### Entries supplied
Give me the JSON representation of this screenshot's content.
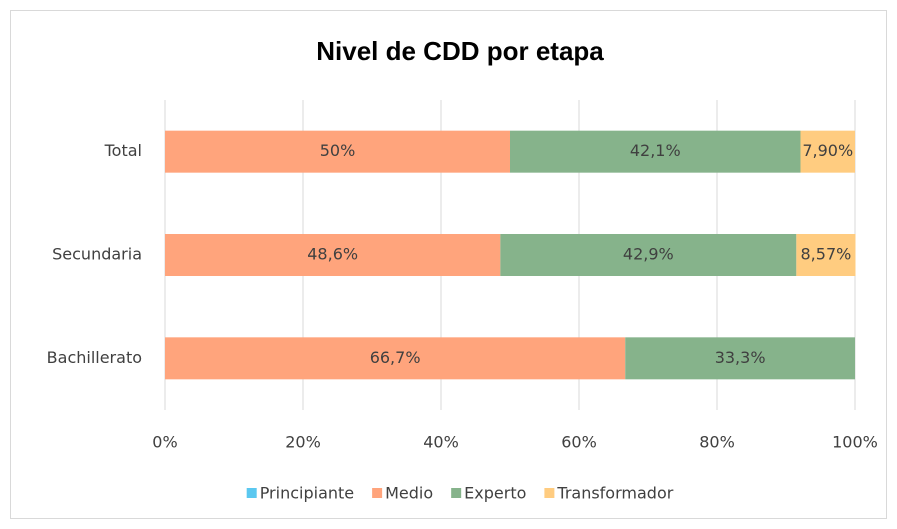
{
  "chart_data": {
    "type": "stacked_barh",
    "title": "Nivel de CDD por etapa",
    "categories": [
      "Total",
      "Secundaria",
      "Bachillerato"
    ],
    "series": [
      {
        "name": "Principiante",
        "color": "#5bc8f0",
        "values": [
          0,
          0,
          0
        ],
        "value_labels": [
          null,
          null,
          null
        ]
      },
      {
        "name": "Medio",
        "color": "#ffa47c",
        "values": [
          50,
          48.6,
          66.7
        ],
        "value_labels": [
          "50%",
          "48,6%",
          "66,7%"
        ]
      },
      {
        "name": "Experto",
        "color": "#86b38b",
        "values": [
          42.1,
          42.9,
          33.3
        ],
        "value_labels": [
          "42,1%",
          "42,9%",
          "33,3%"
        ]
      },
      {
        "name": "Transformador",
        "color": "#ffcc80",
        "values": [
          7.9,
          8.57,
          0
        ],
        "value_labels": [
          "7,90%",
          "8,57%",
          null
        ]
      }
    ],
    "xlim": [
      0,
      100
    ],
    "xticks": [
      {
        "value": 0,
        "label": "0%"
      },
      {
        "value": 20,
        "label": "20%"
      },
      {
        "value": 40,
        "label": "40%"
      },
      {
        "value": 60,
        "label": "60%"
      },
      {
        "value": 80,
        "label": "80%"
      },
      {
        "value": 100,
        "label": "100%"
      }
    ],
    "grid": true,
    "legend": "bottom"
  }
}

### Short task
Output the lines above in full and exactly as given, omitting any pictures.

### Final answer
Give me the JSON representation of this screenshot's content.
{
  "chart_data": {
    "type": "stacked_barh",
    "title": "Nivel de CDD por etapa",
    "categories": [
      "Total",
      "Secundaria",
      "Bachillerato"
    ],
    "series": [
      {
        "name": "Principiante",
        "color": "#5bc8f0",
        "values": [
          0,
          0,
          0
        ],
        "value_labels": [
          null,
          null,
          null
        ]
      },
      {
        "name": "Medio",
        "color": "#ffa47c",
        "values": [
          50,
          48.6,
          66.7
        ],
        "value_labels": [
          "50%",
          "48,6%",
          "66,7%"
        ]
      },
      {
        "name": "Experto",
        "color": "#86b38b",
        "values": [
          42.1,
          42.9,
          33.3
        ],
        "value_labels": [
          "42,1%",
          "42,9%",
          "33,3%"
        ]
      },
      {
        "name": "Transformador",
        "color": "#ffcc80",
        "values": [
          7.9,
          8.57,
          0
        ],
        "value_labels": [
          "7,90%",
          "8,57%",
          null
        ]
      }
    ],
    "xlim": [
      0,
      100
    ],
    "xticks": [
      {
        "value": 0,
        "label": "0%"
      },
      {
        "value": 20,
        "label": "20%"
      },
      {
        "value": 40,
        "label": "40%"
      },
      {
        "value": 60,
        "label": "60%"
      },
      {
        "value": 80,
        "label": "80%"
      },
      {
        "value": 100,
        "label": "100%"
      }
    ],
    "grid": true,
    "legend": "bottom"
  }
}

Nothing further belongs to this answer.